====== Vorliegender Text

Sehr geehrte Damen und Herren,
liebe Kolleginnen und Kollegen,

Im Namen der Vorsitzenden der Kommission, Frau Professor Dr. Friederike Heinzel (Universität Kassel), laden wir herzlich ein zur 16. Jahrestagung der Kommission „Grundschulforschung und Pädagogik der Primarstufe“ der Deutschen Gesellschaft für Erziehungswissenschaft (DGfE, Sektion Schulpädagogik), die vom 24. bis 26. September 2007 an der Freien Universität Berlin stattfinden wird.

1967 publizierte Hans-G. Rolff unter dem Titel „Sozialisation und Auslese in der Schule“ alarmierende Befunde zur Chancenungleichheit im deutschen Schulsystem. Darin wurde detailliert aufgeführt, welche Wirkmechanismen welche Benachteiligungseffekte in der Schule zur Folge hatten – und wie gering die Chancen sozial benachteiligter Kinder in Deutschland waren, sich durch schulische Bildung von den Fesseln der sozialen Herkunft zu befreien.

Leider gilt diese Feststellung weiter: Das verheerendste Urteil über die Qualität der deut­schen Grundschule spricht eine Jugendstudie aus, die PISA-Erhebung aus dem Jahr 2000: Fast ein Viertel der 15-jährigen in Deutschland kann nur auf einem elementaren Ni­veau lesen. Besonders schlecht schnitten Jugendliche mit Migrationshintergrund beim PISA-Test ab. Damit verfehlt die deutsche Grundschule in einem völlig un­akzeptablen Ausmaß eine ihrer wichtigsten Aufgaben: die erfolgreiche Einführung der Kinder in die Schriftkultur als unabdingbare Voraussetzung aller weiteren Bildungsbemü­hungen. An diesen Befunden ändert das relativ bessere Abschneiden Deutschlands in der Grund­schulstudie IGLU aus dem Jahre 2001 wenig: In keinem vergleichbaren europäischen Land ist der Zusammenhang zwischen sozialer Herkunft und Bildungschancen so eng wie in Deutschland: Schon am Ende der Grundschulzeit sind die Bildungschancen weitgehend festgelegt – und zwar weiterhin in Abhängigkeit von der so­zialen Herkunft der Schülerinnen und Schüler. 

Trotz intensiver Einbindung der grundschulpädagogischen Forschung in die allgemeine erziehungswissenschaftliche Forschung gibt es eine Reihe von Primarstufen-spezifischen Forschungsdesideraten, die dringend der Bearbeitung bedürfen (Auswahl):

  • Wie kann Grundschulpädagogik die Bildungsbenachteiligung der Jungen mindern?

============
====== Datenzeilen

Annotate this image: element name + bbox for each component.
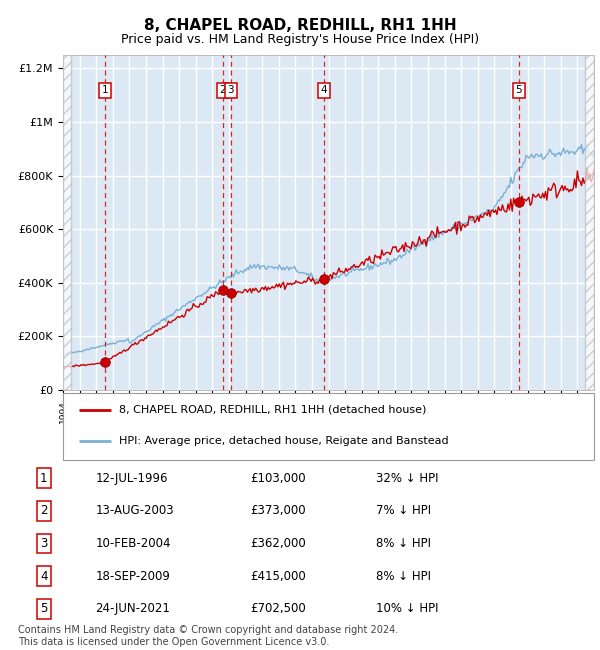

============

Aufgaben:
(a) Übersetze den Satz „Besonders schlecht schnitten Jugendliche mit Migrationshintergrund beim PISA-Test ab.“ aus dem Einladungstext zur Grundschultagung ins Englische.
(b) Schreibe aus dem Einladungstext zur Grundschultagung den Abschnitt wortgetreu ab, der mit den Worten beginnt, die „Sehr geehrte Damen“ enthalten, und mit „Herkunft zu befreien.“ schließt.
(c) Führe den Einladungstext zur Grundschultagung nach seinem letzten Satz weiter.

Endergebnisse:
(a) Young people with a migration background performed particularly poorly on the PISA test.

(b)
Sehr geehrte Damen und Herren,
liebe Kolleginnen und Kollegen,

Im Namen der Vorsitzenden der Kommission, Frau Professor Dr. Friederike Heinzel (Universität Kassel), laden wir herzlich ein zur 16. Jahrestagung der Kommission „Grundschulforschung und Pädagogik der Primarstufe“ der Deutschen Gesellschaft für Erziehungswissenschaft (DGfE, Sektion Schulpädagogik), die vom 24. bis 26. September 2007 an der Freien Universität Berlin stattfinden wird.

1967 publizierte Hans-G. Rolff unter dem Titel „Sozialisation und Auslese in der Schule“ alarmierende Befunde zur Chancenungleichheit im deutschen Schulsystem. Darin wurde detailliert aufgeführt, welche Wirkmechanismen welche Benachteiligungseffekte in der Schule zur Folge hatten – und wie gering die Chancen sozial benachteiligter Kinder in Deutschland waren, sich durch schulische Bildung von den Fesseln der sozialen Herkunft zu befreien.

(c)
  • Zweisprachige Alphabetisierung versus DaZ (Deutsch als Zweitsprache): Was sind wirksame Sprachfördermodelle für Migrantenkinder?
  • Gibt es eine „Pädagogik der Armut“? Kann es sie geben? Soll es sie geben? Wie könnte sie aussehen?
  • Umgang mit Lernschwächen und Leistungsdefiziten in der Grundschule
  • Früherkennnung und Förderung schnell lernender und hoch begabter Kinder in der Grundschule
  • didaktische Formen zur produktiven Bewältigung von Heterogenität der Lerngruppen
  • Beiträge der Fachdidaktien zur Kompensation von Bildungsbenachteiligung in der Grund­schule
  • Verbreitungsstrategien von „best-practice“-Modellen
  • Formen von und Folgen der Mediensozialisation für Erziehung und Unterricht in der Grundschule

Auf der Tagung soll das System Grundschule im Kontext der weitreichenden öko­nomischen und sozialen Veränderungen unserer Gesellschaft analysiert werden. Dadurch sollen Erkenntnisse und Schlussfolgerungen sowohl für die Bildungsforschung als auch für die politische, die pädagogische und die didaktische Aus­gestaltung dieses Systems gewonnen werden.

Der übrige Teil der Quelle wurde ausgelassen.